[Raw records]
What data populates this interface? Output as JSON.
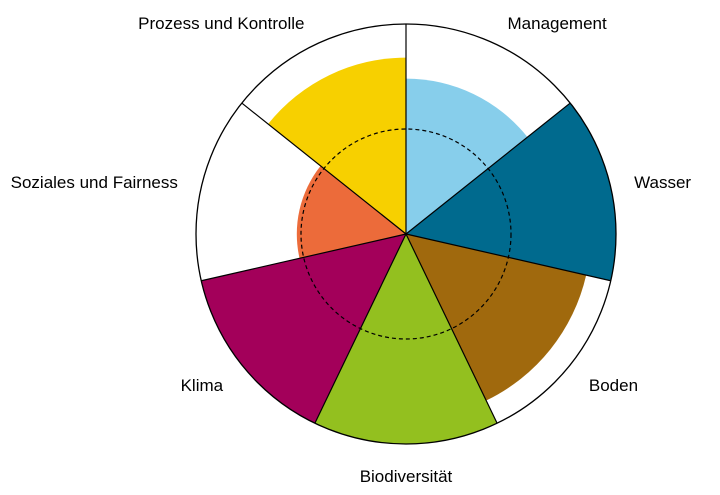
{
  "chart_data": {
    "type": "polar-area",
    "title": "",
    "max_value": 100,
    "reference_value": 50,
    "categories": [
      "Management",
      "Wasser",
      "Boden",
      "Biodiversität",
      "Klima",
      "Soziales und Fairness",
      "Prozess und Kontrolle"
    ],
    "values": [
      74,
      100,
      88,
      100,
      100,
      52,
      84
    ],
    "colors": [
      "#87CEEB",
      "#006A8E",
      "#A0690D",
      "#93C01F",
      "#A3005A",
      "#EC6B3A",
      "#F7D000"
    ]
  }
}
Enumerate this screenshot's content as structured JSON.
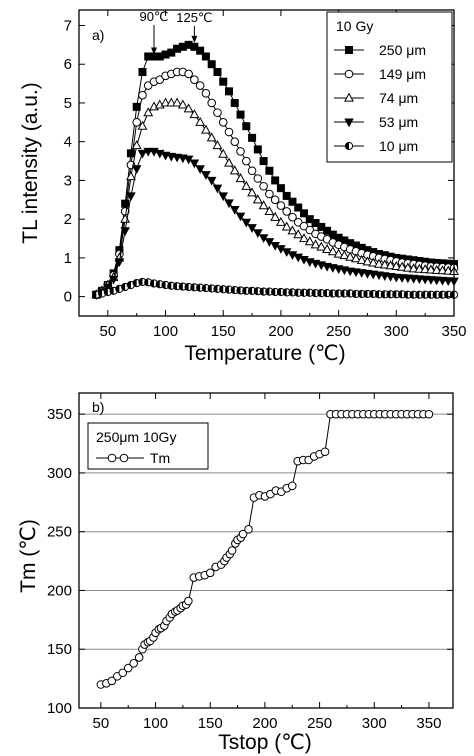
{
  "chart_data": [
    {
      "type": "line",
      "panel_label": "a)",
      "xlabel": "Temperature (℃)",
      "ylabel": "TL intensity (a.u.)",
      "xlim": [
        25,
        350
      ],
      "ylim": [
        -0.5,
        7.4
      ],
      "xticks": [
        50,
        100,
        150,
        200,
        250,
        300,
        350
      ],
      "xtick_labels": [
        "50",
        "100",
        "150",
        "200",
        "250",
        "300",
        "350"
      ],
      "yticks": [
        0,
        1,
        2,
        3,
        4,
        5,
        6,
        7
      ],
      "ytick_labels": [
        "0",
        "1",
        "2",
        "3",
        "4",
        "5",
        "6",
        "7"
      ],
      "grid": false,
      "legend_title": "10 Gy",
      "legend_position": "top-right",
      "annotations": [
        {
          "text": "90℃",
          "x": 90,
          "y": 6.2
        },
        {
          "text": "125℃",
          "x": 125,
          "y": 6.5
        }
      ],
      "series": [
        {
          "name": "250 μm",
          "marker": "square-filled",
          "x": [
            40,
            45,
            50,
            55,
            60,
            65,
            70,
            75,
            80,
            85,
            90,
            95,
            100,
            105,
            110,
            115,
            120,
            125,
            130,
            135,
            140,
            145,
            150,
            155,
            160,
            165,
            170,
            175,
            180,
            185,
            190,
            195,
            200,
            205,
            210,
            215,
            220,
            225,
            230,
            235,
            240,
            245,
            250,
            255,
            260,
            265,
            270,
            275,
            280,
            285,
            290,
            295,
            300,
            305,
            310,
            315,
            320,
            325,
            330,
            335,
            340,
            345,
            350
          ],
          "y": [
            0.05,
            0.15,
            0.3,
            0.6,
            1.2,
            2.4,
            3.7,
            4.9,
            5.8,
            6.2,
            6.2,
            6.2,
            6.25,
            6.3,
            6.4,
            6.45,
            6.5,
            6.45,
            6.35,
            6.2,
            6.0,
            5.8,
            5.55,
            5.3,
            5.0,
            4.7,
            4.4,
            4.1,
            3.8,
            3.5,
            3.25,
            3.0,
            2.8,
            2.6,
            2.45,
            2.3,
            2.15,
            2.0,
            1.9,
            1.8,
            1.7,
            1.6,
            1.52,
            1.45,
            1.38,
            1.32,
            1.26,
            1.2,
            1.15,
            1.1,
            1.07,
            1.03,
            1.0,
            0.98,
            0.96,
            0.94,
            0.92,
            0.9,
            0.88,
            0.87,
            0.86,
            0.85,
            0.84
          ]
        },
        {
          "name": "149 μm",
          "marker": "circle-open",
          "x": [
            40,
            45,
            50,
            55,
            60,
            65,
            70,
            75,
            80,
            85,
            90,
            95,
            100,
            105,
            110,
            115,
            120,
            125,
            130,
            135,
            140,
            145,
            150,
            155,
            160,
            165,
            170,
            175,
            180,
            185,
            190,
            195,
            200,
            205,
            210,
            215,
            220,
            225,
            230,
            235,
            240,
            245,
            250,
            255,
            260,
            265,
            270,
            275,
            280,
            285,
            290,
            295,
            300,
            305,
            310,
            315,
            320,
            325,
            330,
            335,
            340,
            345,
            350
          ],
          "y": [
            0.05,
            0.15,
            0.3,
            0.55,
            1.1,
            2.2,
            3.4,
            4.5,
            5.2,
            5.45,
            5.55,
            5.6,
            5.7,
            5.75,
            5.8,
            5.8,
            5.75,
            5.6,
            5.45,
            5.25,
            5.0,
            4.75,
            4.5,
            4.25,
            4.0,
            3.75,
            3.5,
            3.25,
            3.05,
            2.85,
            2.65,
            2.5,
            2.35,
            2.2,
            2.05,
            1.92,
            1.82,
            1.72,
            1.62,
            1.55,
            1.48,
            1.4,
            1.34,
            1.28,
            1.22,
            1.17,
            1.12,
            1.08,
            1.04,
            1.0,
            0.97,
            0.94,
            0.91,
            0.88,
            0.86,
            0.84,
            0.82,
            0.8,
            0.78,
            0.77,
            0.76,
            0.75,
            0.74
          ]
        },
        {
          "name": "74 μm",
          "marker": "triangle-up-open",
          "x": [
            40,
            45,
            50,
            55,
            60,
            65,
            70,
            75,
            80,
            85,
            90,
            95,
            100,
            105,
            110,
            115,
            120,
            125,
            130,
            135,
            140,
            145,
            150,
            155,
            160,
            165,
            170,
            175,
            180,
            185,
            190,
            195,
            200,
            205,
            210,
            215,
            220,
            225,
            230,
            235,
            240,
            245,
            250,
            255,
            260,
            265,
            270,
            275,
            280,
            285,
            290,
            295,
            300,
            305,
            310,
            315,
            320,
            325,
            330,
            335,
            340,
            345,
            350
          ],
          "y": [
            0.05,
            0.15,
            0.3,
            0.5,
            1.0,
            2.0,
            3.1,
            3.9,
            4.4,
            4.75,
            4.9,
            4.95,
            5.0,
            5.0,
            5.0,
            4.95,
            4.85,
            4.7,
            4.5,
            4.3,
            4.1,
            3.9,
            3.68,
            3.45,
            3.25,
            3.05,
            2.85,
            2.68,
            2.5,
            2.35,
            2.2,
            2.05,
            1.92,
            1.8,
            1.7,
            1.6,
            1.5,
            1.42,
            1.34,
            1.28,
            1.22,
            1.16,
            1.1,
            1.06,
            1.02,
            0.98,
            0.94,
            0.9,
            0.87,
            0.84,
            0.82,
            0.8,
            0.78,
            0.76,
            0.74,
            0.72,
            0.71,
            0.7,
            0.69,
            0.68,
            0.67,
            0.66,
            0.65
          ]
        },
        {
          "name": "53 μm",
          "marker": "triangle-down-filled",
          "x": [
            40,
            45,
            50,
            55,
            60,
            65,
            70,
            75,
            80,
            85,
            90,
            95,
            100,
            105,
            110,
            115,
            120,
            125,
            130,
            135,
            140,
            145,
            150,
            155,
            160,
            165,
            170,
            175,
            180,
            185,
            190,
            195,
            200,
            205,
            210,
            215,
            220,
            225,
            230,
            235,
            240,
            245,
            250,
            255,
            260,
            265,
            270,
            275,
            280,
            285,
            290,
            295,
            300,
            305,
            310,
            315,
            320,
            325,
            330,
            335,
            340,
            345,
            350
          ],
          "y": [
            0.05,
            0.12,
            0.25,
            0.45,
            0.9,
            1.7,
            2.6,
            3.3,
            3.7,
            3.75,
            3.75,
            3.7,
            3.65,
            3.62,
            3.6,
            3.58,
            3.55,
            3.45,
            3.3,
            3.15,
            3.0,
            2.8,
            2.6,
            2.42,
            2.25,
            2.08,
            1.92,
            1.78,
            1.65,
            1.52,
            1.42,
            1.32,
            1.24,
            1.16,
            1.08,
            1.02,
            0.96,
            0.9,
            0.86,
            0.82,
            0.78,
            0.75,
            0.72,
            0.69,
            0.66,
            0.64,
            0.62,
            0.6,
            0.58,
            0.56,
            0.54,
            0.52,
            0.5,
            0.49,
            0.48,
            0.47,
            0.46,
            0.45,
            0.44,
            0.43,
            0.42,
            0.41,
            0.4
          ]
        },
        {
          "name": "10 μm",
          "marker": "circle-half-filled",
          "x": [
            40,
            45,
            50,
            55,
            60,
            65,
            70,
            75,
            80,
            85,
            90,
            95,
            100,
            105,
            110,
            115,
            120,
            125,
            130,
            135,
            140,
            145,
            150,
            155,
            160,
            165,
            170,
            175,
            180,
            185,
            190,
            195,
            200,
            205,
            210,
            215,
            220,
            225,
            230,
            235,
            240,
            245,
            250,
            255,
            260,
            265,
            270,
            275,
            280,
            285,
            290,
            295,
            300,
            305,
            310,
            315,
            320,
            325,
            330,
            335,
            340,
            345,
            350
          ],
          "y": [
            0.05,
            0.08,
            0.12,
            0.15,
            0.2,
            0.25,
            0.3,
            0.35,
            0.38,
            0.37,
            0.34,
            0.32,
            0.3,
            0.28,
            0.27,
            0.26,
            0.25,
            0.24,
            0.23,
            0.22,
            0.21,
            0.2,
            0.19,
            0.18,
            0.17,
            0.16,
            0.15,
            0.15,
            0.14,
            0.13,
            0.13,
            0.12,
            0.12,
            0.11,
            0.11,
            0.1,
            0.1,
            0.1,
            0.09,
            0.09,
            0.09,
            0.08,
            0.08,
            0.08,
            0.08,
            0.07,
            0.07,
            0.07,
            0.07,
            0.06,
            0.06,
            0.06,
            0.06,
            0.06,
            0.05,
            0.05,
            0.05,
            0.05,
            0.05,
            0.05,
            0.05,
            0.05,
            0.05
          ]
        }
      ]
    },
    {
      "type": "line",
      "panel_label": "b)",
      "xlabel": "Tstop (℃)",
      "ylabel": "Tm (℃)",
      "xlim": [
        30,
        372
      ],
      "ylim": [
        100,
        368
      ],
      "xticks": [
        50,
        100,
        150,
        200,
        250,
        300,
        350
      ],
      "xtick_labels": [
        "50",
        "100",
        "150",
        "200",
        "250",
        "300",
        "350"
      ],
      "yticks": [
        100,
        150,
        200,
        250,
        300,
        350
      ],
      "ytick_labels": [
        "100",
        "150",
        "200",
        "250",
        "300",
        "350"
      ],
      "grid": true,
      "legend_title": "250μm 10Gy",
      "legend_position": "top-left",
      "series": [
        {
          "name": "Tm",
          "marker": "circle-open",
          "x": [
            50,
            55,
            60,
            65,
            70,
            75,
            80,
            85,
            88,
            90,
            93,
            95,
            98,
            100,
            103,
            105,
            108,
            110,
            113,
            115,
            118,
            120,
            123,
            125,
            128,
            130,
            135,
            140,
            145,
            150,
            155,
            160,
            163,
            165,
            168,
            170,
            173,
            175,
            178,
            180,
            185,
            190,
            195,
            200,
            205,
            210,
            215,
            220,
            225,
            230,
            235,
            240,
            245,
            250,
            255,
            260,
            265,
            270,
            275,
            280,
            285,
            290,
            295,
            300,
            305,
            310,
            315,
            320,
            325,
            330,
            335,
            340,
            345,
            350
          ],
          "y": [
            120,
            121,
            123,
            127,
            130,
            134,
            138,
            143,
            150,
            154,
            156,
            157,
            160,
            164,
            167,
            168,
            170,
            174,
            177,
            180,
            182,
            183,
            185,
            187,
            188,
            191,
            211,
            212,
            213,
            215,
            220,
            222,
            225,
            228,
            231,
            234,
            240,
            243,
            245,
            248,
            252,
            279,
            281,
            280,
            282,
            285,
            284,
            287,
            289,
            310,
            311,
            311,
            314,
            316,
            318,
            350,
            350,
            350,
            350,
            350,
            350,
            350,
            350,
            350,
            350,
            350,
            350,
            350,
            350,
            350,
            350,
            350,
            350,
            350
          ]
        }
      ]
    }
  ]
}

> **To be done**
In the entries above, find every line holding the word "JSON" and copy it out.

> **Correct answer**
What data populates this interface? Output as JSON.
Enumerate this screenshot's content as structured JSON.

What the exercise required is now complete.